> [Exercise directions]
Set down, exactly as written, the lines from the line holding "Serialize everything readable" to the end of the data, inclusive, skipping any pictures.

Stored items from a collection
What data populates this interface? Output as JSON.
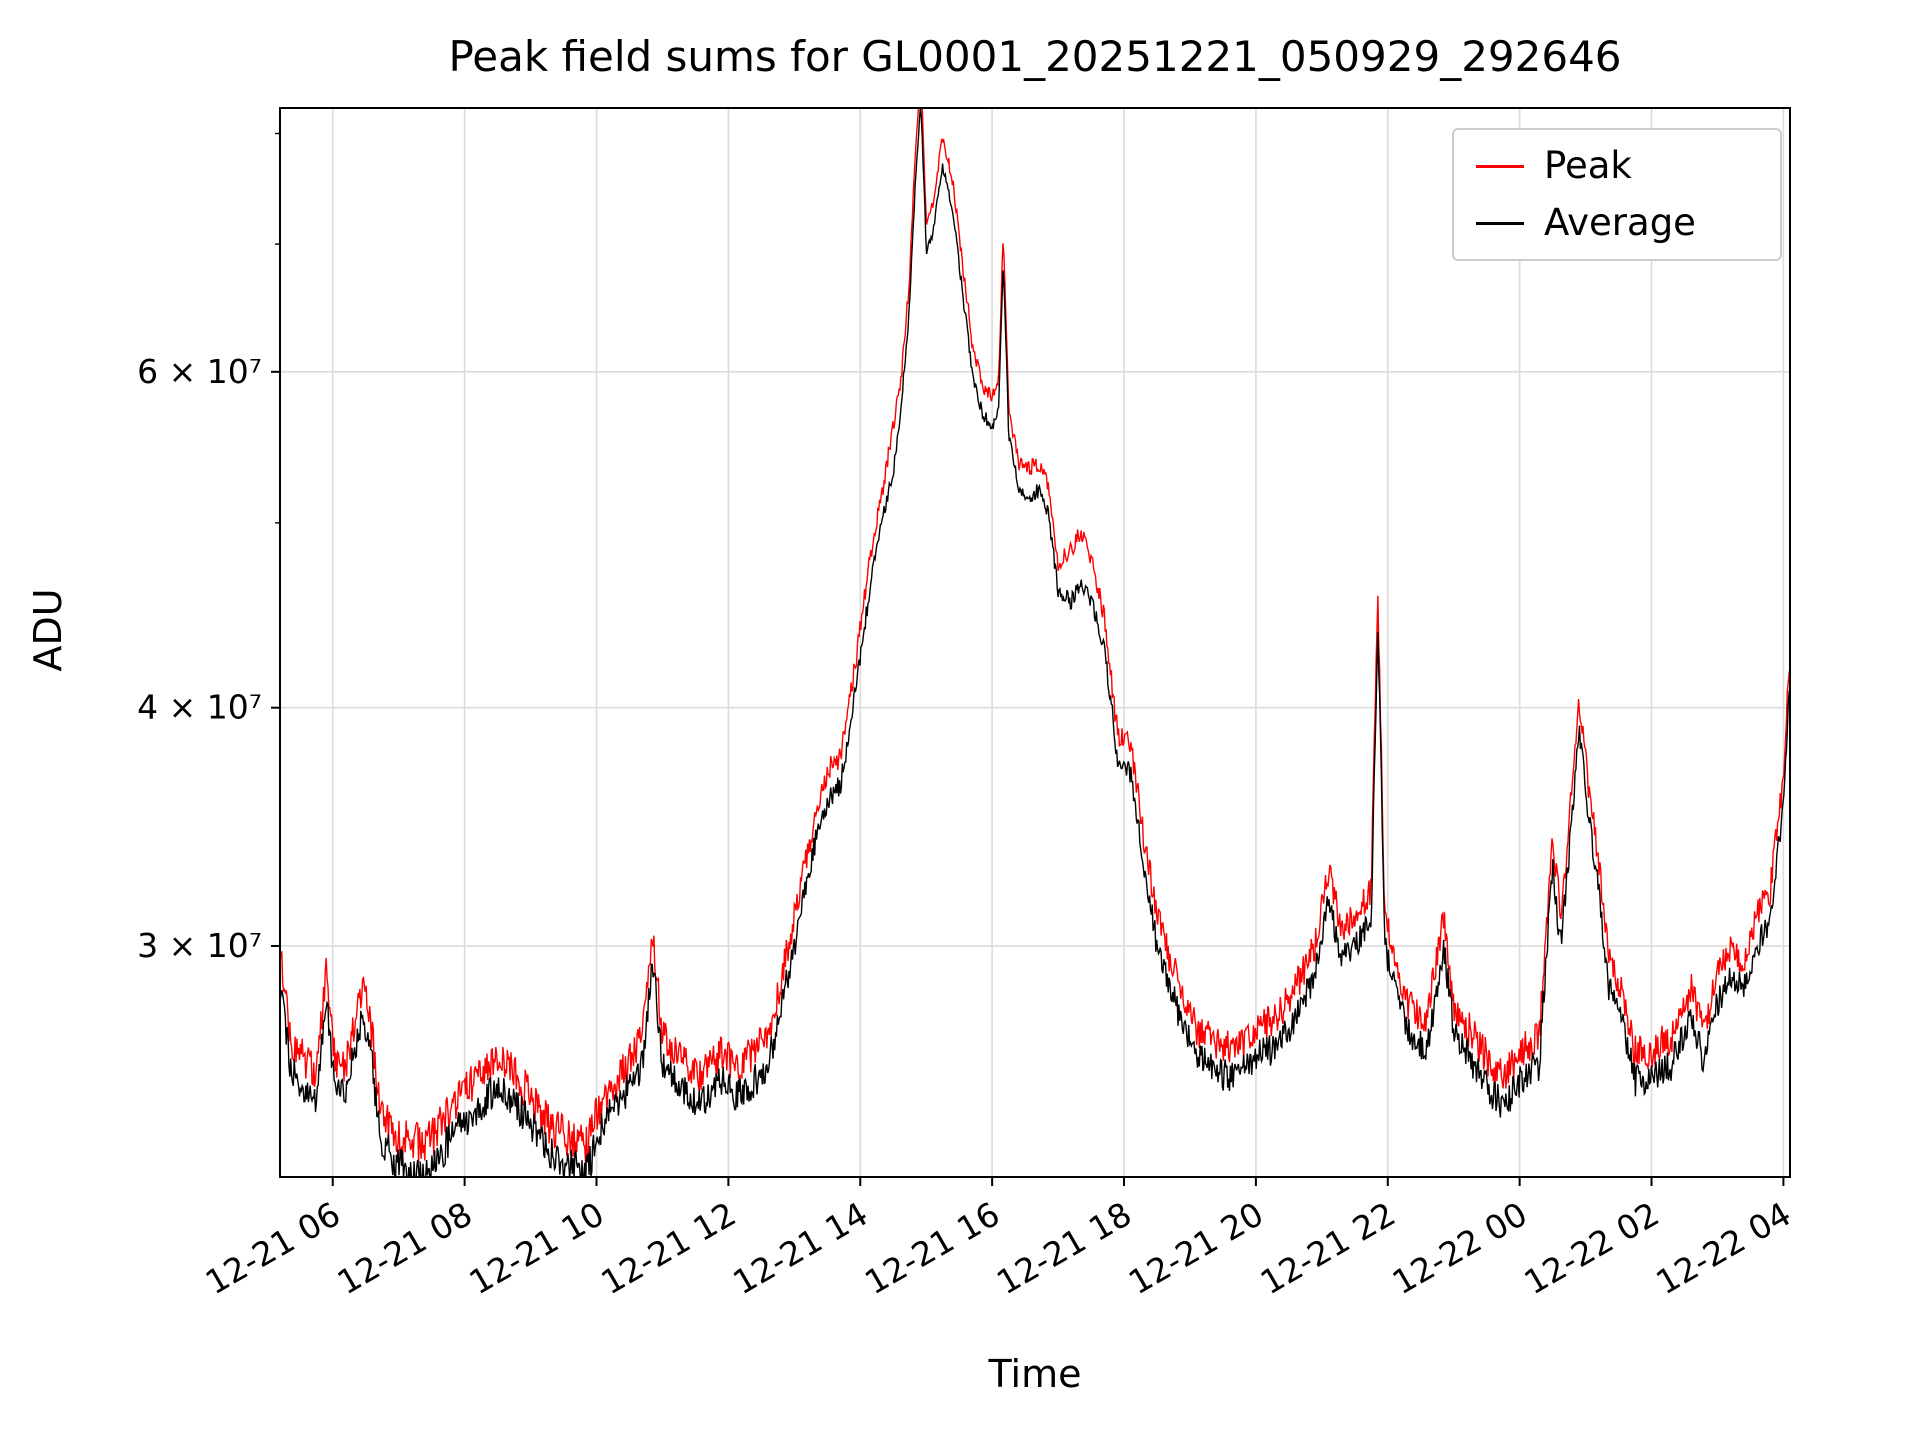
{
  "title": "Peak field sums for GL0001_20251221_050929_292646",
  "chart_data": {
    "type": "line",
    "title": "Peak field sums for GL0001_20251221_050929_292646",
    "xlabel": "Time",
    "ylabel": "ADU",
    "yscale": "log",
    "grid": true,
    "legend_position": "upper right",
    "ylim": [
      22700000.0,
      82500000.0
    ],
    "xlim_hours": [
      5.2,
      28.1
    ],
    "x_ticks": [
      {
        "hours": 6,
        "label": "12-21 06"
      },
      {
        "hours": 8,
        "label": "12-21 08"
      },
      {
        "hours": 10,
        "label": "12-21 10"
      },
      {
        "hours": 12,
        "label": "12-21 12"
      },
      {
        "hours": 14,
        "label": "12-21 14"
      },
      {
        "hours": 16,
        "label": "12-21 16"
      },
      {
        "hours": 18,
        "label": "12-21 18"
      },
      {
        "hours": 20,
        "label": "12-21 20"
      },
      {
        "hours": 22,
        "label": "12-21 22"
      },
      {
        "hours": 24,
        "label": "12-22 00"
      },
      {
        "hours": 26,
        "label": "12-22 02"
      },
      {
        "hours": 28,
        "label": "12-22 04"
      }
    ],
    "y_ticks": [
      {
        "value": 30000000.0,
        "label": "3 × 10⁷"
      },
      {
        "value": 40000000.0,
        "label": "4 × 10⁷"
      },
      {
        "value": 60000000.0,
        "label": "6 × 10⁷"
      }
    ],
    "y_minor_ticks": [
      50000000.0,
      70000000.0,
      80000000.0
    ],
    "legend": [
      {
        "name": "Peak",
        "color": "#ff0000"
      },
      {
        "name": "Average",
        "color": "#000000"
      }
    ],
    "x_hours": [
      5.22,
      5.35,
      5.5,
      5.75,
      5.9,
      6.05,
      6.2,
      6.45,
      6.55,
      6.7,
      6.9,
      7.2,
      7.5,
      7.8,
      8.1,
      8.45,
      8.7,
      9.0,
      9.3,
      9.6,
      9.85,
      10.1,
      10.4,
      10.7,
      10.85,
      11.0,
      11.3,
      11.6,
      11.9,
      12.1,
      12.4,
      12.6,
      12.8,
      13.0,
      13.2,
      13.4,
      13.55,
      13.7,
      13.85,
      14.0,
      14.2,
      14.35,
      14.5,
      14.62,
      14.75,
      14.85,
      14.92,
      15.0,
      15.1,
      15.25,
      15.4,
      15.55,
      15.7,
      15.85,
      16.0,
      16.1,
      16.17,
      16.25,
      16.4,
      16.55,
      16.7,
      16.85,
      17.0,
      17.2,
      17.35,
      17.5,
      17.7,
      17.9,
      18.1,
      18.3,
      18.5,
      18.7,
      18.9,
      19.1,
      19.4,
      19.7,
      20.0,
      20.3,
      20.6,
      20.9,
      21.1,
      21.3,
      21.5,
      21.75,
      21.85,
      21.95,
      22.1,
      22.3,
      22.6,
      22.85,
      23.0,
      23.3,
      23.6,
      23.8,
      24.0,
      24.3,
      24.5,
      24.62,
      24.75,
      24.9,
      25.05,
      25.2,
      25.35,
      25.55,
      25.75,
      26.0,
      26.3,
      26.6,
      26.8,
      27.0,
      27.2,
      27.4,
      27.6,
      27.8,
      28.0,
      28.08
    ],
    "series": [
      {
        "name": "Peak",
        "color": "#ff0000",
        "values": [
          29500000.0,
          26900000.0,
          26400000.0,
          25700000.0,
          29000000.0,
          25900000.0,
          26100000.0,
          28500000.0,
          27900000.0,
          24800000.0,
          24000000.0,
          23600000.0,
          23800000.0,
          24600000.0,
          25400000.0,
          26100000.0,
          25900000.0,
          25000000.0,
          24100000.0,
          23800000.0,
          23600000.0,
          25000000.0,
          25900000.0,
          26900000.0,
          30500000.0,
          26900000.0,
          26100000.0,
          25700000.0,
          26400000.0,
          25900000.0,
          26400000.0,
          26900000.0,
          28800000.0,
          31100000.0,
          33600000.0,
          36200000.0,
          37300000.0,
          37800000.0,
          40400000.0,
          44000000.0,
          49200000.0,
          52300000.0,
          56200000.0,
          59500000.0,
          67300000.0,
          79700000.0,
          85900000.0,
          71900000.0,
          73500000.0,
          79700000.0,
          75600000.0,
          68300000.0,
          62100000.0,
          59000000.0,
          58200000.0,
          59500000.0,
          70900000.0,
          57400000.0,
          53800000.0,
          53300000.0,
          53800000.0,
          52300000.0,
          47600000.0,
          48500000.0,
          49500000.0,
          48000000.0,
          44500000.0,
          38800000.0,
          38300000.0,
          34200000.0,
          31100000.0,
          29500000.0,
          28200000.0,
          27100000.0,
          26700000.0,
          26400000.0,
          27200000.0,
          27400000.0,
          28500000.0,
          30000000.0,
          32900000.0,
          30500000.0,
          31100000.0,
          32100000.0,
          45500000.0,
          31100000.0,
          29500000.0,
          27900000.0,
          27400000.0,
          31100000.0,
          27900000.0,
          26900000.0,
          25900000.0,
          25700000.0,
          26400000.0,
          26900000.0,
          34200000.0,
          31100000.0,
          34700000.0,
          40400000.0,
          36200000.0,
          33100000.0,
          29500000.0,
          28500000.0,
          26400000.0,
          26400000.0,
          26900000.0,
          28500000.0,
          26900000.0,
          29000000.0,
          30000000.0,
          29500000.0,
          31100000.0,
          32100000.0,
          36700000.0,
          41900000.0
        ]
      },
      {
        "name": "Average",
        "color": "#000000",
        "values": [
          28500000.0,
          26000000.0,
          25500000.0,
          24800000.0,
          28000000.0,
          25000000.0,
          25200000.0,
          27500000.0,
          27000000.0,
          24000000.0,
          23200000.0,
          22800000.0,
          23000000.0,
          23800000.0,
          24500000.0,
          25200000.0,
          25000000.0,
          24200000.0,
          23300000.0,
          23000000.0,
          22800000.0,
          24200000.0,
          25000000.0,
          26000000.0,
          29500000.0,
          26000000.0,
          25200000.0,
          24800000.0,
          25500000.0,
          25000000.0,
          25500000.0,
          26000000.0,
          27800000.0,
          30000000.0,
          32500000.0,
          35000000.0,
          36000000.0,
          36500000.0,
          39000000.0,
          42500000.0,
          47500000.0,
          50500000.0,
          53000000.0,
          57500000.0,
          65000000.0,
          77000000.0,
          83000000.0,
          69500000.0,
          71000000.0,
          77000000.0,
          73000000.0,
          66000000.0,
          60000000.0,
          57000000.0,
          56200000.0,
          57500000.0,
          68500000.0,
          55500000.0,
          52000000.0,
          51500000.0,
          52000000.0,
          50500000.0,
          46000000.0,
          45500000.0,
          46500000.0,
          45500000.0,
          43000000.0,
          37500000.0,
          37000000.0,
          33000000.0,
          30000000.0,
          28500000.0,
          27200000.0,
          26200000.0,
          25800000.0,
          25500000.0,
          26300000.0,
          26500000.0,
          27500000.0,
          29000000.0,
          31800000.0,
          29500000.0,
          30000000.0,
          31000000.0,
          44000000.0,
          30000000.0,
          28500000.0,
          27000000.0,
          26500000.0,
          30000000.0,
          27000000.0,
          26000000.0,
          25000000.0,
          24800000.0,
          25500000.0,
          26000000.0,
          33000000.0,
          30000000.0,
          33500000.0,
          39000000.0,
          35000000.0,
          32000000.0,
          28500000.0,
          27500000.0,
          25500000.0,
          25500000.0,
          26000000.0,
          27500000.0,
          26000000.0,
          28000000.0,
          29000000.0,
          28500000.0,
          30000000.0,
          31000000.0,
          35500000.0,
          40500000.0
        ]
      }
    ],
    "noise": {
      "seed_peak": 7,
      "seed_average": 13,
      "amp_peak": 0.021,
      "amp_average": 0.018,
      "ref_value": 28000000.0,
      "exponent": 1.1,
      "amp_cap": 1.25,
      "samples": 1700
    },
    "colors": {
      "grid": "#dcdcdc",
      "spine": "#000000",
      "background": "#ffffff"
    }
  }
}
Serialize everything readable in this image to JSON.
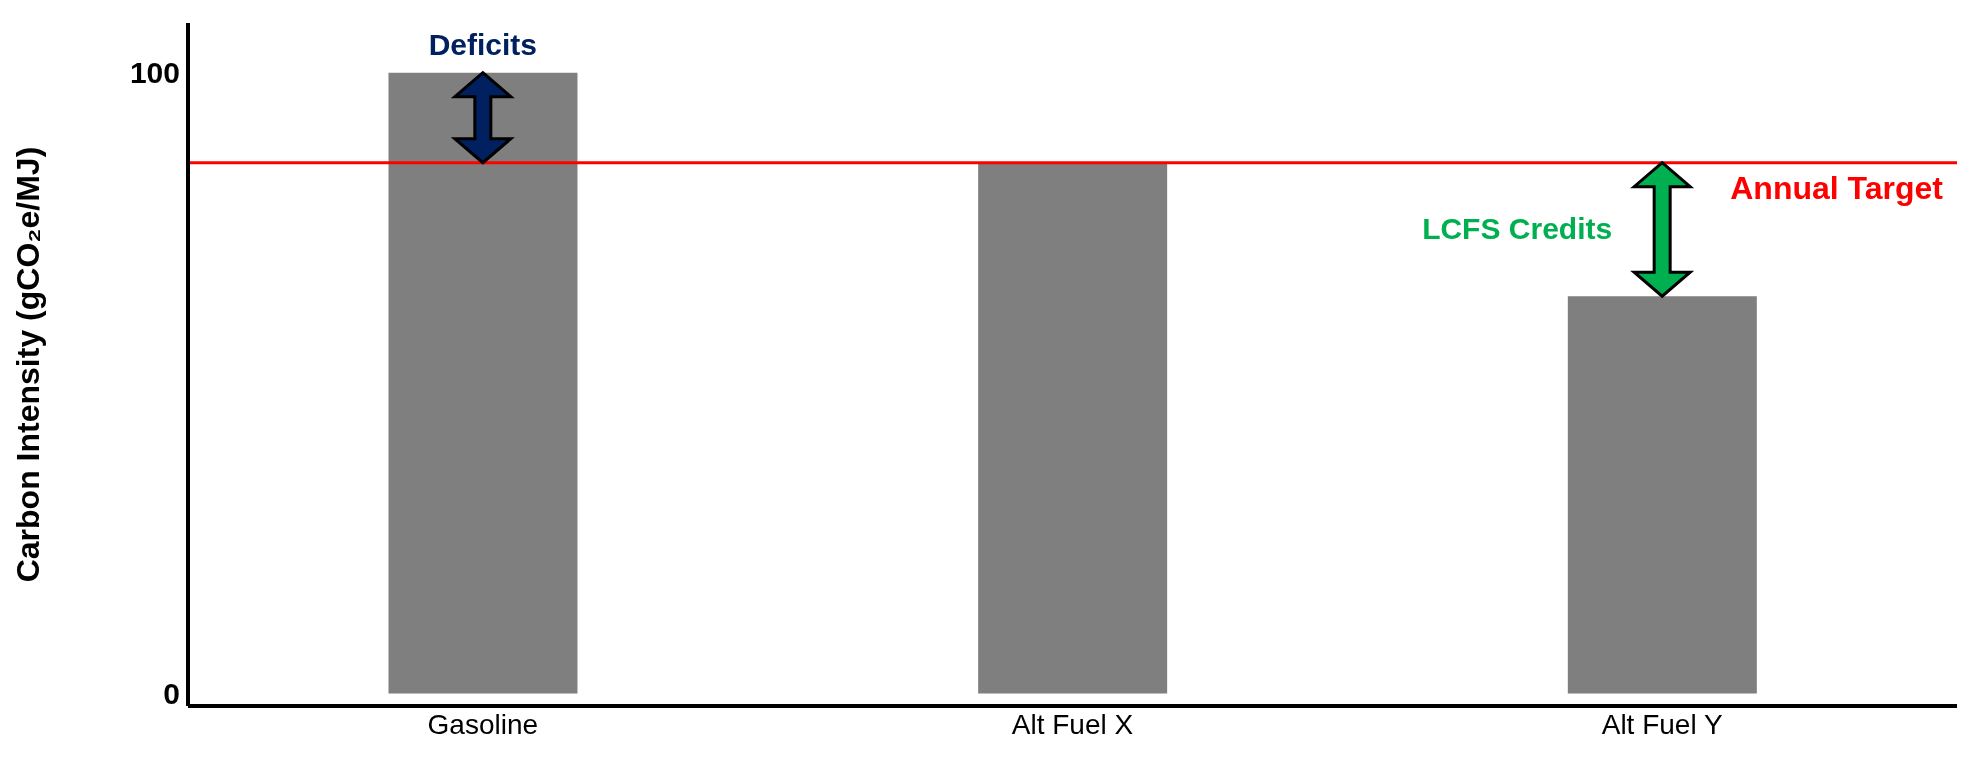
{
  "chart_data": {
    "type": "bar",
    "ylabel": "Carbon Intensity (gCO₂e/MJ)",
    "categories": [
      "Gasoline",
      "Alt Fuel X",
      "Alt Fuel Y"
    ],
    "values": [
      100,
      85.5,
      64
    ],
    "color": "#7f7f7f",
    "ylim": [
      -2,
      108
    ],
    "yticks": [
      0,
      100
    ],
    "ref_lines": [
      {
        "axis": "y",
        "value": 85.5,
        "label": "Annual Target",
        "color": "#ff0000",
        "line_style": "solid"
      }
    ],
    "annotations": [
      {
        "text": "Deficits",
        "x": "Gasoline",
        "y": 100
      },
      {
        "text": "LCFS Credits",
        "x": "Alt Fuel Y",
        "y": 64
      }
    ],
    "legend": false
  }
}
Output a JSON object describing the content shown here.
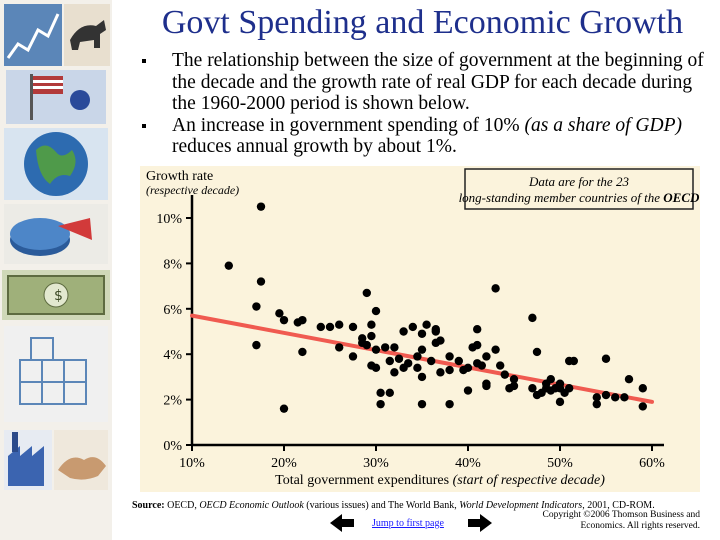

> [Solution]
Serialize everything readable in this image to JSON.
{
  "chart_data": {
    "type": "bar",
    "ylabel": "Carbon Intensity (gCO₂e/MJ)",
    "categories": [
      "Gasoline",
      "Alt Fuel X",
      "Alt Fuel Y"
    ],
    "values": [
      100,
      85.5,
      64
    ],
    "color": "#7f7f7f",
    "ylim": [
      -2,
      108
    ],
    "yticks": [
      0,
      100
    ],
    "ref_lines": [
      {
        "axis": "y",
        "value": 85.5,
        "label": "Annual Target",
        "color": "#ff0000",
        "line_style": "solid"
      }
    ],
    "annotations": [
      {
        "text": "Deficits",
        "x": "Gasoline",
        "y": 100
      },
      {
        "text": "LCFS Credits",
        "x": "Alt Fuel Y",
        "y": 64
      }
    ],
    "legend": false
  }
}
Output a JSON object describing the content shown here.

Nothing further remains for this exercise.